[Extracted entries]
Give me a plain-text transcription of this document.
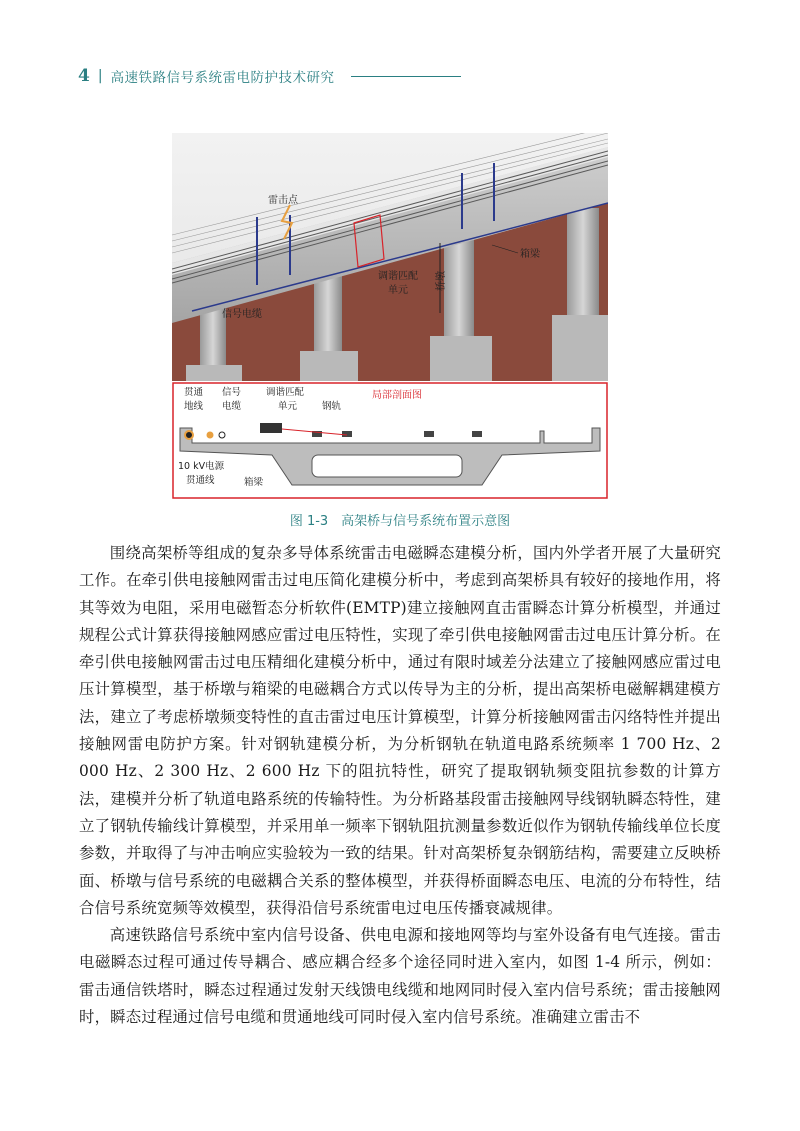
4 | 高速铁路信号系统雷电防护技术研究
雷击点
箱梁
调谐匹配
单元	桥墩
信号电缆
局部剖面图
贯通
地线
信号
电缆
调谐匹配
单元	钢轨
10 kV电源
贯通线	箱梁
图 1-3　高架桥与信号系统布置示意图

围绕高架桥等组成的复杂多导体系统雷击电磁瞬态建模分析，国内外学者开展了大量研究工作。在牵引供电接触网雷击过电压简化建模分析中，考虑到高架桥具有较好的接地作用，将其等效为电阻，采用电磁暂态分析软件(EMTP)建立接触网直击雷瞬态计算分析模型，并通过规程公式计算获得接触网感应雷过电压特性，实现了牵引供电接触网雷击过电压计算分析。在牵引供电接触网雷击过电压精细化建模分析中，通过有限时域差分法建立了接触网感应雷过电压计算模型，基于桥墩与箱梁的电磁耦合方式以传导为主的分析，提出高架桥电磁解耦建模方法，建立了考虑桥墩频变特性的直击雷过电压计算模型，计算分析接触网雷击闪络特性并提出接触网雷电防护方案。针对钢轨建模分析，为分析钢轨在轨道电路系统频率 1 700 Hz、2 000 Hz、2 300 Hz、2 600 Hz 下的阻抗特性，研究了提取钢轨频变阻抗参数的计算方法，建模并分析了轨道电路系统的传输特性。为分析路基段雷击接触网导线钢轨瞬态特性，建立了钢轨传输线计算模型，并采用单一频率下钢轨阻抗测量参数近似作为钢轨传输线单位长度参数，并取得了与冲击响应实验较为一致的结果。针对高架桥复杂钢筋结构，需要建立反映桥面、桥墩与信号系统的电磁耦合关系的整体模型，并获得桥面瞬态电压、电流的分布特性，结合信号系统宽频等效模型，获得沿信号系统雷电过电压传播衰减规律。

高速铁路信号系统中室内信号设备、供电电源和接地网等均与室外设备有电气连接。雷击电磁瞬态过程可通过传导耦合、感应耦合经多个途径同时进入室内，如图 1-4 所示，例如：雷击通信铁塔时，瞬态过程通过发射天线馈电线缆和地网同时侵入室内信号系统；雷击接触网时，瞬态过程通过信号电缆和贯通地线可同时侵入室内信号系统。准确建立雷击不
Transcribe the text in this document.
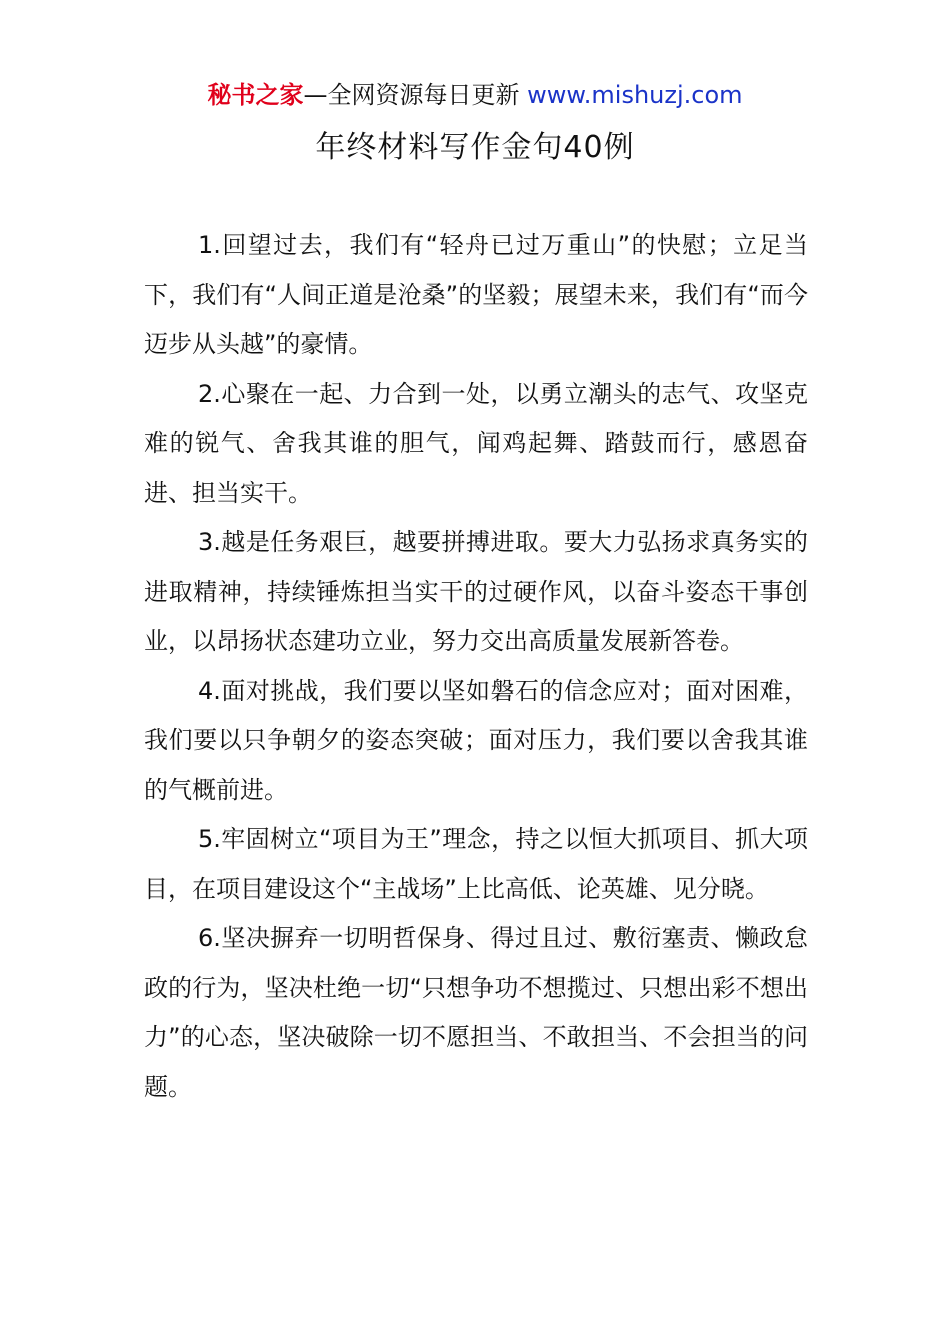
秘书之家—全网资源每日更新 www.mishuzj.com
年终材料写作金句40例

1.回望过去，我们有“轻舟已过万重山”的快慰；立足当下，我们有“人间正道是沧桑”的坚毅；展望未来，我们有“而今迈步从头越”的豪情。

2.心聚在一起、力合到一处，以勇立潮头的志气、攻坚克难的锐气、舍我其谁的胆气，闻鸡起舞、踏鼓而行，感恩奋进、担当实干。

3.越是任务艰巨，越要拼搏进取。要大力弘扬求真务实的进取精神，持续锤炼担当实干的过硬作风，以奋斗姿态干事创业，以昂扬状态建功立业，努力交出高质量发展新答卷。

4.面对挑战，我们要以坚如磐石的信念应对；面对困难，我们要以只争朝夕的姿态突破；面对压力，我们要以舍我其谁的气概前进。

5.牢固树立“项目为王”理念，持之以恒大抓项目、抓大项目，在项目建设这个“主战场”上比高低、论英雄、见分晓。

6.坚决摒弃一切明哲保身、得过且过、敷衍塞责、懒政怠政的行为，坚决杜绝一切“只想争功不想揽过、只想出彩不想出力”的心态，坚决破除一切不愿担当、不敢担当、不会担当的问题。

[Description of the task]
For each line of the entries that includes "text", show that line.

[Output for this exercise]
Give me a plain-text transcription of this document.
Transcribe the text in this document.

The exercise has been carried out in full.